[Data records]
----
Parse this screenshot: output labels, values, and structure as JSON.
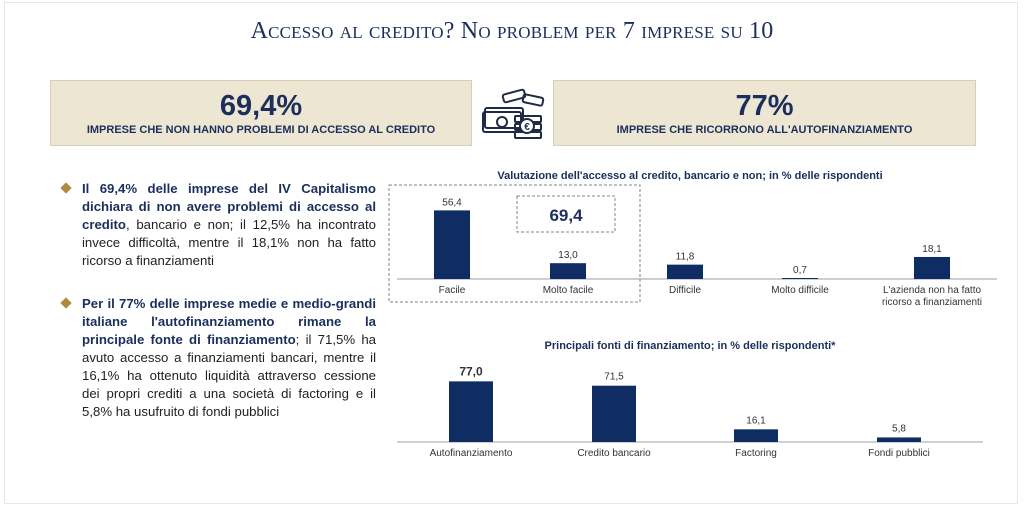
{
  "title": "Accesso al credito? No problem per 7 imprese su 10",
  "kpis": [
    {
      "value": "69,4%",
      "label": "IMPRESE CHE NON HANNO PROBLEMI DI ACCESSO AL CREDITO"
    },
    {
      "value": "77%",
      "label": "IMPRESE CHE RICORRONO ALL'AUTOFINANZIAMENTO"
    }
  ],
  "icon": "money-stack-icon",
  "bullets": [
    {
      "bold": "Il 69,4% delle imprese del IV Capitalismo dichiara di non avere problemi di accesso al credito",
      "rest": ", bancario e non; il 12,5% ha incontrato invece difficoltà, mentre il 18,1% non ha fatto ricorso a finanziamenti"
    },
    {
      "bold": "Per il 77% delle imprese medie e medio-grandi italiane l'autofinanziamento rimane la principale fonte di finanziamento",
      "rest": "; il 71,5% ha avuto accesso a finanziamenti bancari, mentre il 16,1% ha ottenuto liquidità attraverso cessione dei propri crediti a una società di factoring e il 5,8% ha usufruito di fondi pubblici"
    }
  ],
  "colors": {
    "bar": "#0f2d63",
    "title": "#1b2e5c",
    "kpi_bg": "#ece6d2",
    "bullet": "#b08a3c"
  },
  "chart_data": [
    {
      "type": "bar",
      "title": "Valutazione dell'accesso al credito, bancario e non; in % delle rispondenti",
      "categories": [
        "Facile",
        "Molto facile",
        "Difficile",
        "Molto difficile",
        "L'azienda non ha fatto ricorso a finanziamenti"
      ],
      "values": [
        56.4,
        13.0,
        11.8,
        0.7,
        18.1
      ],
      "value_labels": [
        "56,4",
        "13,0",
        "11,8",
        "0,7",
        "18,1"
      ],
      "annotation": "69,4",
      "ylim": [
        0,
        60
      ],
      "grid": false
    },
    {
      "type": "bar",
      "title": "Principali fonti di finanziamento; in % delle rispondenti*",
      "categories": [
        "Autofinanziamento",
        "Credito bancario",
        "Factoring",
        "Fondi pubblici"
      ],
      "values": [
        77.0,
        71.5,
        16.1,
        5.8
      ],
      "value_labels": [
        "77,0",
        "71,5",
        "16,1",
        "5,8"
      ],
      "ylim": [
        0,
        80
      ],
      "grid": false
    }
  ]
}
----
*WORK TO BE COMPLETED*: Copy the records word for word, leaving no picture in the copy.

*ANSWER TO THE PROBLEM*:
Parse this screenshot: output labels, values, and structure as JSON.
{
  "title": "Accesso al credito? No problem per 7 imprese su 10",
  "kpis": [
    {
      "value": "69,4%",
      "label": "IMPRESE CHE NON HANNO PROBLEMI DI ACCESSO AL CREDITO"
    },
    {
      "value": "77%",
      "label": "IMPRESE CHE RICORRONO ALL'AUTOFINANZIAMENTO"
    }
  ],
  "icon": "money-stack-icon",
  "bullets": [
    {
      "bold": "Il 69,4% delle imprese del IV Capitalismo dichiara di non avere problemi di accesso al credito",
      "rest": ", bancario e non; il 12,5% ha incontrato invece difficoltà, mentre il 18,1% non ha fatto ricorso a finanziamenti"
    },
    {
      "bold": "Per il 77% delle imprese medie e medio-grandi italiane l'autofinanziamento rimane la principale fonte di finanziamento",
      "rest": "; il 71,5% ha avuto accesso a finanziamenti bancari, mentre il 16,1% ha ottenuto liquidità attraverso cessione dei propri crediti a una società di factoring e il 5,8% ha usufruito di fondi pubblici"
    }
  ],
  "colors": {
    "bar": "#0f2d63",
    "title": "#1b2e5c",
    "kpi_bg": "#ece6d2",
    "bullet": "#b08a3c"
  },
  "chart_data": [
    {
      "type": "bar",
      "title": "Valutazione dell'accesso al credito, bancario e non; in % delle rispondenti",
      "categories": [
        "Facile",
        "Molto facile",
        "Difficile",
        "Molto difficile",
        "L'azienda non ha fatto ricorso a finanziamenti"
      ],
      "values": [
        56.4,
        13.0,
        11.8,
        0.7,
        18.1
      ],
      "value_labels": [
        "56,4",
        "13,0",
        "11,8",
        "0,7",
        "18,1"
      ],
      "annotation": "69,4",
      "ylim": [
        0,
        60
      ],
      "grid": false
    },
    {
      "type": "bar",
      "title": "Principali fonti di finanziamento; in % delle rispondenti*",
      "categories": [
        "Autofinanziamento",
        "Credito bancario",
        "Factoring",
        "Fondi pubblici"
      ],
      "values": [
        77.0,
        71.5,
        16.1,
        5.8
      ],
      "value_labels": [
        "77,0",
        "71,5",
        "16,1",
        "5,8"
      ],
      "ylim": [
        0,
        80
      ],
      "grid": false
    }
  ]
}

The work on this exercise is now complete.